Recorded data:

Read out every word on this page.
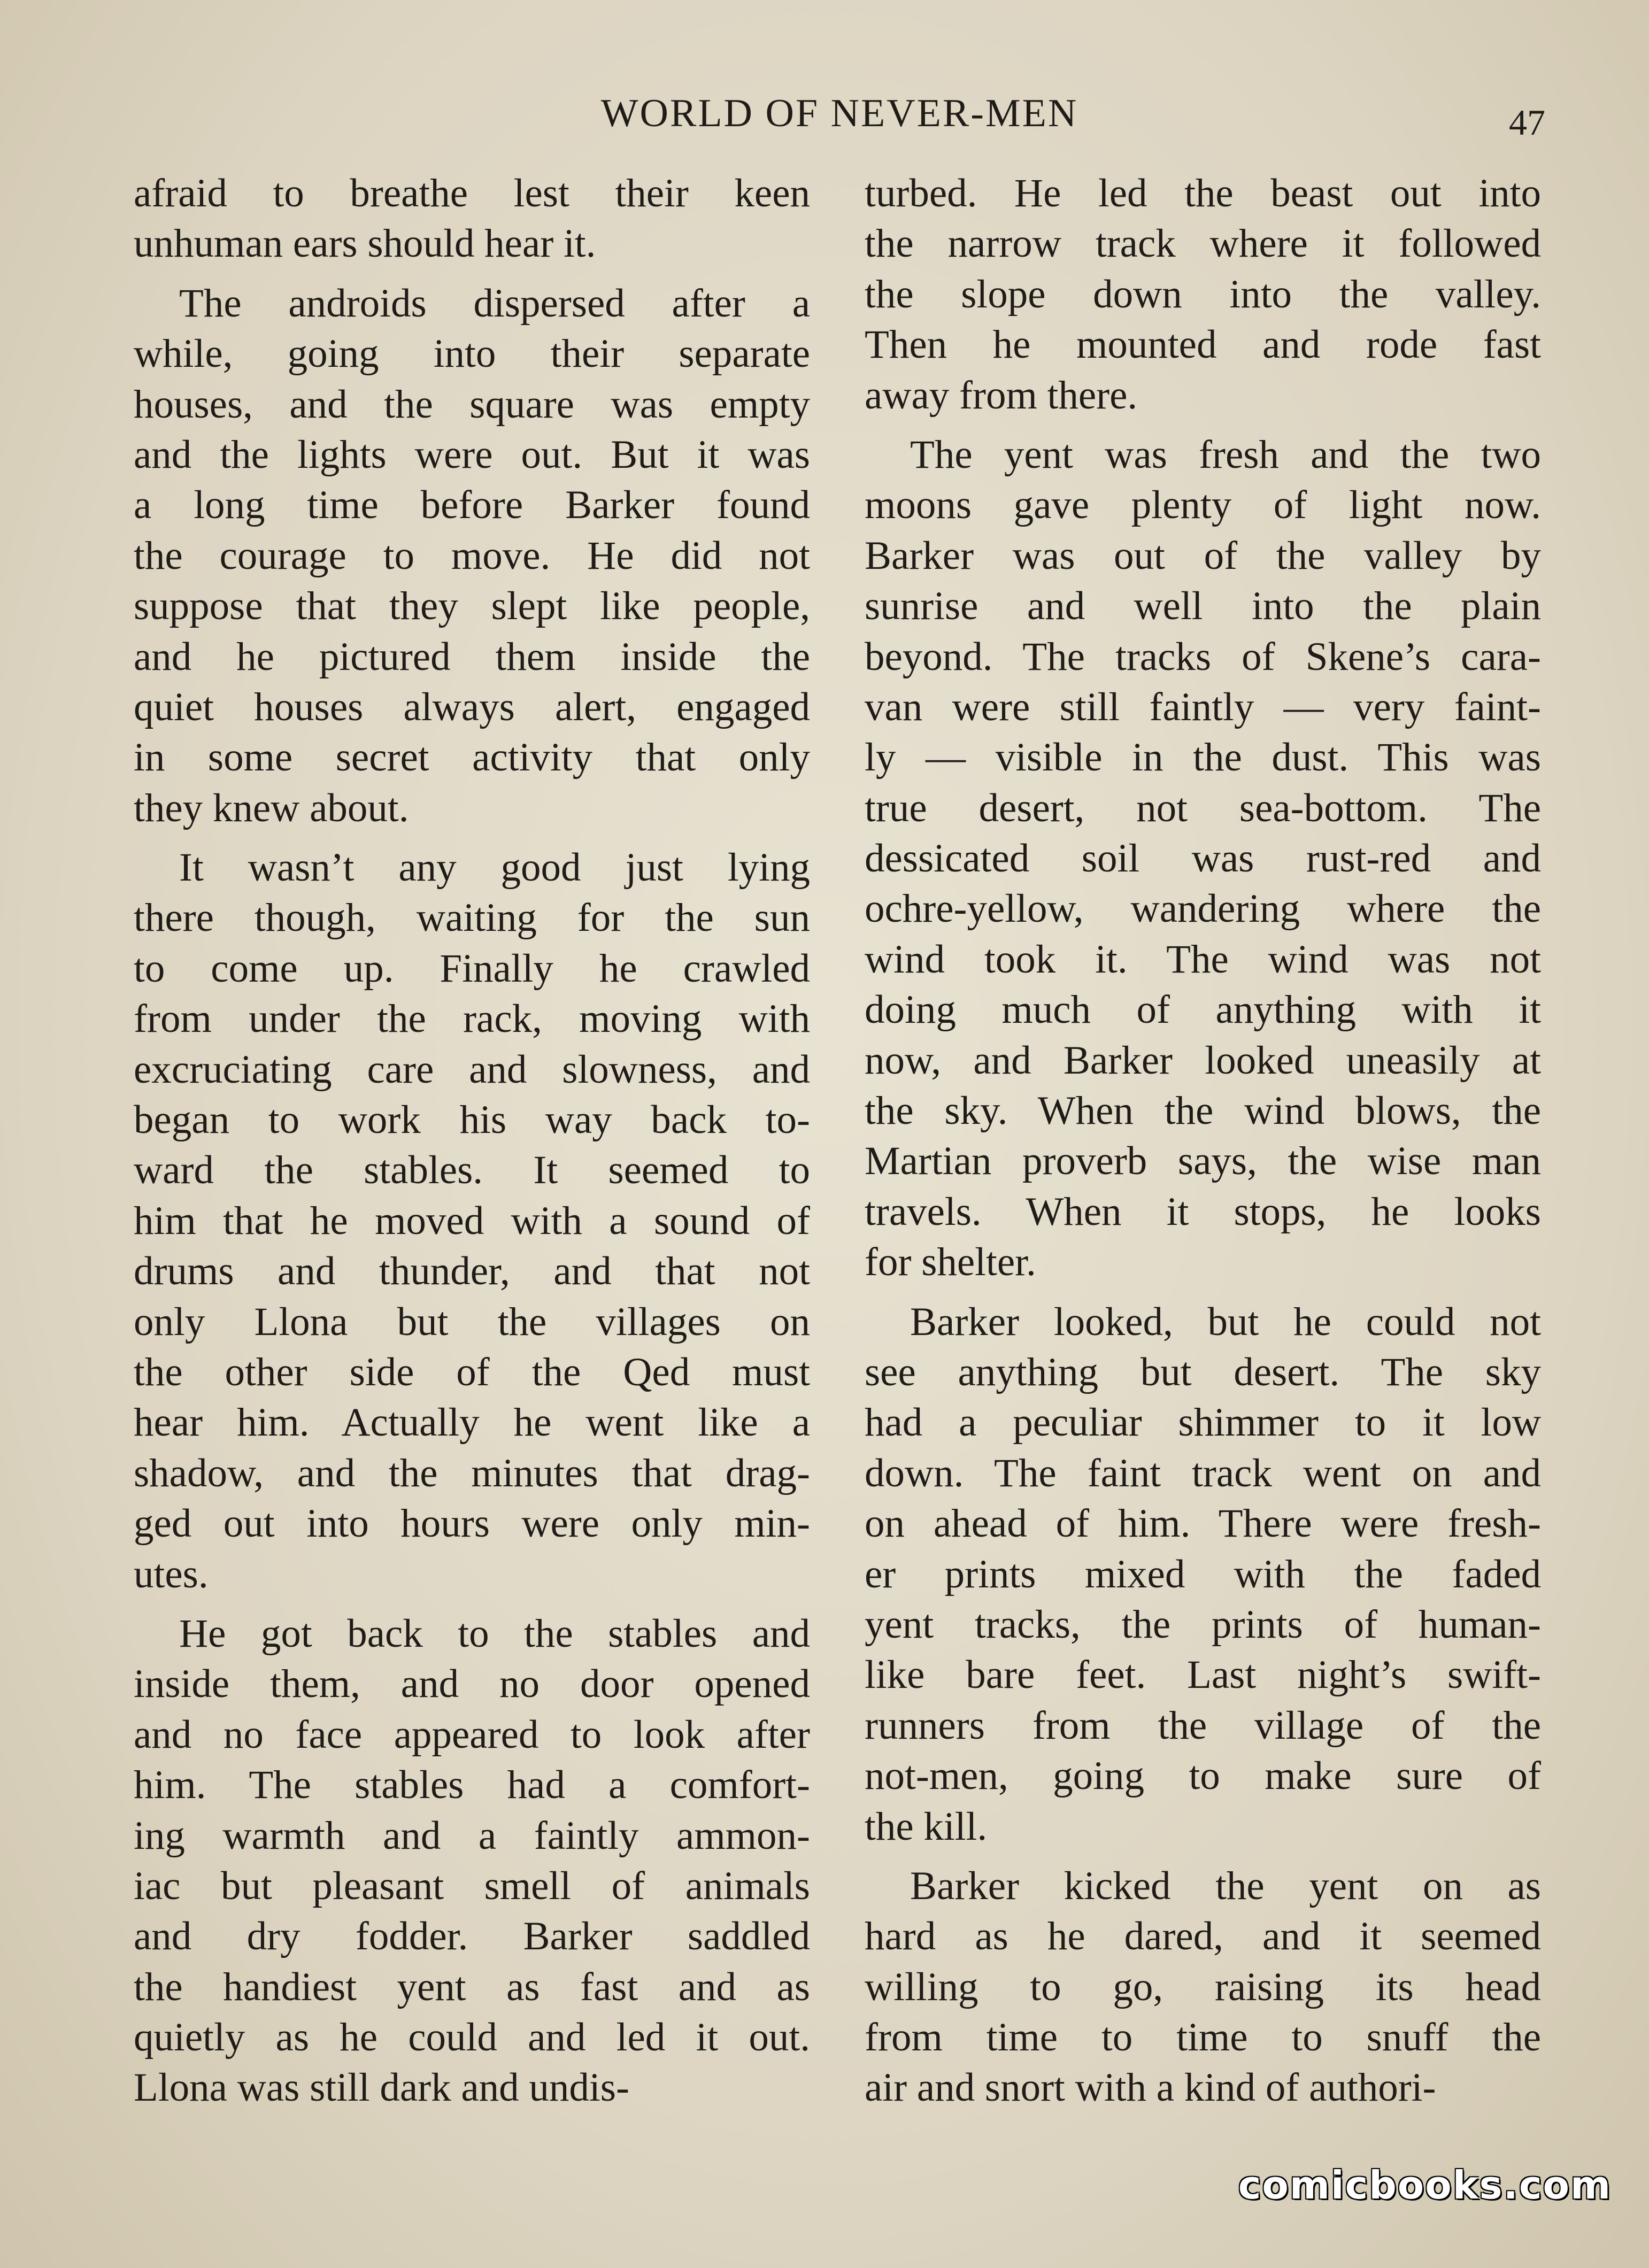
WORLD OF NEVER-MEN	47
afraid to breathe lest their keen
unhuman ears should hear it.
The androids dispersed after a
while, going into their separate
houses, and the square was empty
and the lights were out. But it was
a long time before Barker found
the courage to move. He did not
suppose that they slept like people,
and he pictured them inside the
quiet houses always alert, engaged
in some secret activity that only
they knew about.
It wasn’t any good just lying
there though, waiting for the sun
to come up. Finally he crawled
from under the rack, moving with
excruciating care and slowness, and
began to work his way back to-
ward the stables. It seemed to
him that he moved with a sound of
drums and thunder, and that not
only Llona but the villages on
the other side of the Qed must
hear him. Actually he went like a
shadow, and the minutes that drag-
ged out into hours were only min-
utes.
He got back to the stables and
inside them, and no door opened
and no face appeared to look after
him. The stables had a comfort-
ing warmth and a faintly ammon-
iac but pleasant smell of animals
and dry fodder. Barker saddled
the handiest yent as fast and as
quietly as he could and led it out.
Llona was still dark and undis-
turbed. He led the beast out into
the narrow track where it followed
the slope down into the valley.
Then he mounted and rode fast
away from there.
The yent was fresh and the two
moons gave plenty of light now.
Barker was out of the valley by
sunrise and well into the plain
beyond. The tracks of Skene’s cara-
van were still faintly — very faint-
ly — visible in the dust. This was
true desert, not sea-bottom. The
dessicated soil was rust-red and
ochre-yellow, wandering where the
wind took it. The wind was not
doing much of anything with it
now, and Barker looked uneasily at
the sky. When the wind blows, the
Martian proverb says, the wise man
travels. When it stops, he looks
for shelter.
Barker looked, but he could not
see anything but desert. The sky
had a peculiar shimmer to it low
down. The faint track went on and
on ahead of him. There were fresh-
er prints mixed with the faded
yent tracks, the prints of human-
like bare feet. Last night’s swift-
runners from the village of the
not-men, going to make sure of
the kill.
Barker kicked the yent on as
hard as he dared, and it seemed
willing to go, raising its head
from time to time to snuff the
air and snort with a kind of authori-
comicbooks.com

Exercise directions —
Copy every line above that holds the word "faintly".

Expected answer —
ing warmth and a faintly ammon-
van were still faintly — very faint-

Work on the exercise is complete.